# DATA FOR PROCESSING
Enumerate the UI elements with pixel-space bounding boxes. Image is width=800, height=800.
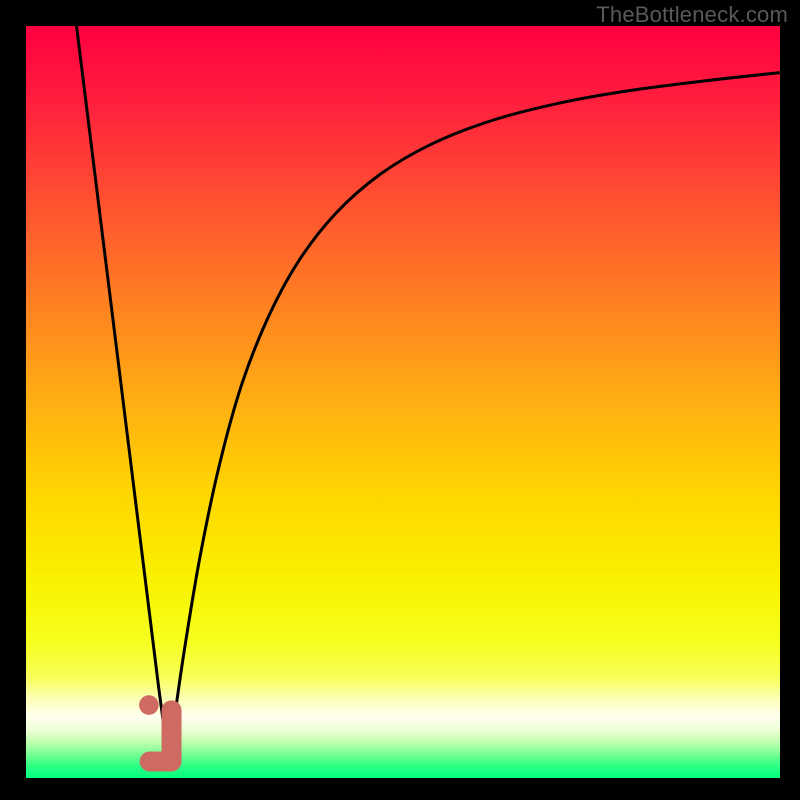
series-curve-left [77,26,168,755]
curve-layer [26,26,780,778]
watermark-text: TheBottleneck.com [596,2,788,28]
plot-area [26,26,780,778]
chart-container: TheBottleneck.com [0,0,800,800]
series-curve-right [168,73,780,756]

# GIVEN TASK
Repeat the lines in the records word for word, but leave the pictures out of your answer.

# ANSWER TO THE TASK
Enumerate the UI elements with pixel-space bounding boxes. Image is width=800, height=800.
series-curve-left [77,26,168,755]
curve-layer [26,26,780,778]
watermark-text: TheBottleneck.com [596,2,788,28]
plot-area [26,26,780,778]
chart-container: TheBottleneck.com [0,0,800,800]
series-curve-right [168,73,780,756]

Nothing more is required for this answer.